**Material supplied**
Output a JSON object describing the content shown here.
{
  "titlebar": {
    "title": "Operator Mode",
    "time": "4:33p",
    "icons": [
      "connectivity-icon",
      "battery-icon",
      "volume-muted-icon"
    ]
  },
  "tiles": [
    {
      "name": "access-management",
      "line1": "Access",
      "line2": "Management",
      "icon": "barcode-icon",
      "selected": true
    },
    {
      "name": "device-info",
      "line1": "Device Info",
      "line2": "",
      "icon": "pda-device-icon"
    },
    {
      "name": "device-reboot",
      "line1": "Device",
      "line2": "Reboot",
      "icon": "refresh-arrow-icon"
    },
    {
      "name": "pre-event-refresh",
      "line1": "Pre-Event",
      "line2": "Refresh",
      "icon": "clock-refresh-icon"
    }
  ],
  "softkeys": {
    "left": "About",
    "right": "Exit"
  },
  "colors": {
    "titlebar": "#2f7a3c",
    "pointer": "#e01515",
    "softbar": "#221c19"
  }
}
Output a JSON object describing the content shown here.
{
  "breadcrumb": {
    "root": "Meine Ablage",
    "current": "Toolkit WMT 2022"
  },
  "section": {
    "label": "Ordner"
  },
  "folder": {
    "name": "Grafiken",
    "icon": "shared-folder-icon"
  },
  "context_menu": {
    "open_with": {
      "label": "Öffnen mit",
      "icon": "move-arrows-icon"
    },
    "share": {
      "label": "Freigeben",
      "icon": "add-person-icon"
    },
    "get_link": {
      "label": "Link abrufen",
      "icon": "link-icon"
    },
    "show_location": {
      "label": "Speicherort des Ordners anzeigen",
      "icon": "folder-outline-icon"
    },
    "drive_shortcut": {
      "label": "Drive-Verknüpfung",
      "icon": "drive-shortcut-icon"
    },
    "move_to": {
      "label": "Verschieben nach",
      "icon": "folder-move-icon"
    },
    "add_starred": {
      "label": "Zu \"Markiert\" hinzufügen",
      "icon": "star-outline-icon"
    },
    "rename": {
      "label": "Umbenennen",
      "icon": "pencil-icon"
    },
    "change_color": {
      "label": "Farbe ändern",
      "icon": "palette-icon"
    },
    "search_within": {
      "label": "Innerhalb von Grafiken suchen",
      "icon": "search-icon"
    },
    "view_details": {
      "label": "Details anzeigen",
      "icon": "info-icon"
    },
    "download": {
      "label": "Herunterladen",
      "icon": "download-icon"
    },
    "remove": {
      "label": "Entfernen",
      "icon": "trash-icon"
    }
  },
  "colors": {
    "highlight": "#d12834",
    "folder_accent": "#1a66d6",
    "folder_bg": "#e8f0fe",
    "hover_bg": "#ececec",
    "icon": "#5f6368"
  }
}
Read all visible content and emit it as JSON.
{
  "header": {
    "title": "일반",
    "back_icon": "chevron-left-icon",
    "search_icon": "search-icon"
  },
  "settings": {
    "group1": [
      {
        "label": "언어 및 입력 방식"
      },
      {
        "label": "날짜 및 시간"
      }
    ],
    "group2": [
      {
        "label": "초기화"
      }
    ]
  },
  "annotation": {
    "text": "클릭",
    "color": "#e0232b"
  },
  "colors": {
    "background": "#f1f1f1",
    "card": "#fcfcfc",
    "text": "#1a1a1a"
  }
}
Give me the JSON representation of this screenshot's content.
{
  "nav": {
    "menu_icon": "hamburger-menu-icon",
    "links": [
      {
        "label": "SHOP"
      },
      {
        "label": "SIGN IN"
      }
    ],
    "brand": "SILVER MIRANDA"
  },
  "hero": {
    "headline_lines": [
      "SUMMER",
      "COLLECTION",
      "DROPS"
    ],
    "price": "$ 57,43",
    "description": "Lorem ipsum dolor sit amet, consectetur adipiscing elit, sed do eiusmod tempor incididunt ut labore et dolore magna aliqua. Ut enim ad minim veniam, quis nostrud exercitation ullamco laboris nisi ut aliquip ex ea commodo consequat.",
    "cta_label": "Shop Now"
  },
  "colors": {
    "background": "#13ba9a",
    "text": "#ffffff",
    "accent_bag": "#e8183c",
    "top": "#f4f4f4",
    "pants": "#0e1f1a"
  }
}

**Task brief**
Reproduce the material precisely, including every line.

**The response**
Output a JSON object describing the content shown here.
{
  "titlebar": {
    "title": "Operator Mode",
    "time": "4:33p",
    "icons": [
      "connectivity-icon",
      "battery-icon",
      "volume-muted-icon"
    ]
  },
  "tiles": [
    {
      "name": "access-management",
      "line1": "Access",
      "line2": "Management",
      "icon": "barcode-icon",
      "selected": true
    },
    {
      "name": "device-info",
      "line1": "Device Info",
      "line2": "",
      "icon": "pda-device-icon"
    },
    {
      "name": "device-reboot",
      "line1": "Device",
      "line2": "Reboot",
      "icon": "refresh-arrow-icon"
    },
    {
      "name": "pre-event-refresh",
      "line1": "Pre-Event",
      "line2": "Refresh",
      "icon": "clock-refresh-icon"
    }
  ],
  "softkeys": {
    "left": "About",
    "right": "Exit"
  },
  "colors": {
    "titlebar": "#2f7a3c",
    "pointer": "#e01515",
    "softbar": "#221c19"
  }
}
Output a JSON object describing the content shown here.
{
  "breadcrumb": {
    "root": "Meine Ablage",
    "current": "Toolkit WMT 2022"
  },
  "section": {
    "label": "Ordner"
  },
  "folder": {
    "name": "Grafiken",
    "icon": "shared-folder-icon"
  },
  "context_menu": {
    "open_with": {
      "label": "Öffnen mit",
      "icon": "move-arrows-icon"
    },
    "share": {
      "label": "Freigeben",
      "icon": "add-person-icon"
    },
    "get_link": {
      "label": "Link abrufen",
      "icon": "link-icon"
    },
    "show_location": {
      "label": "Speicherort des Ordners anzeigen",
      "icon": "folder-outline-icon"
    },
    "drive_shortcut": {
      "label": "Drive-Verknüpfung",
      "icon": "drive-shortcut-icon"
    },
    "move_to": {
      "label": "Verschieben nach",
      "icon": "folder-move-icon"
    },
    "add_starred": {
      "label": "Zu \"Markiert\" hinzufügen",
      "icon": "star-outline-icon"
    },
    "rename": {
      "label": "Umbenennen",
      "icon": "pencil-icon"
    },
    "change_color": {
      "label": "Farbe ändern",
      "icon": "palette-icon"
    },
    "search_within": {
      "label": "Innerhalb von Grafiken suchen",
      "icon": "search-icon"
    },
    "view_details": {
      "label": "Details anzeigen",
      "icon": "info-icon"
    },
    "download": {
      "label": "Herunterladen",
      "icon": "download-icon"
    },
    "remove": {
      "label": "Entfernen",
      "icon": "trash-icon"
    }
  },
  "colors": {
    "highlight": "#d12834",
    "folder_accent": "#1a66d6",
    "folder_bg": "#e8f0fe",
    "hover_bg": "#ececec",
    "icon": "#5f6368"
  }
}
Read all visible content and emit it as JSON.
{
  "header": {
    "title": "일반",
    "back_icon": "chevron-left-icon",
    "search_icon": "search-icon"
  },
  "settings": {
    "group1": [
      {
        "label": "언어 및 입력 방식"
      },
      {
        "label": "날짜 및 시간"
      }
    ],
    "group2": [
      {
        "label": "초기화"
      }
    ]
  },
  "annotation": {
    "text": "클릭",
    "color": "#e0232b"
  },
  "colors": {
    "background": "#f1f1f1",
    "card": "#fcfcfc",
    "text": "#1a1a1a"
  }
}
Give me the JSON representation of this screenshot's content.
{
  "nav": {
    "menu_icon": "hamburger-menu-icon",
    "links": [
      {
        "label": "SHOP"
      },
      {
        "label": "SIGN IN"
      }
    ],
    "brand": "SILVER MIRANDA"
  },
  "hero": {
    "headline_lines": [
      "SUMMER",
      "COLLECTION",
      "DROPS"
    ],
    "price": "$ 57,43",
    "description": "Lorem ipsum dolor sit amet, consectetur adipiscing elit, sed do eiusmod tempor incididunt ut labore et dolore magna aliqua. Ut enim ad minim veniam, quis nostrud exercitation ullamco laboris nisi ut aliquip ex ea commodo consequat.",
    "cta_label": "Shop Now"
  },
  "colors": {
    "background": "#13ba9a",
    "text": "#ffffff",
    "accent_bag": "#e8183c",
    "top": "#f4f4f4",
    "pants": "#0e1f1a"
  }
}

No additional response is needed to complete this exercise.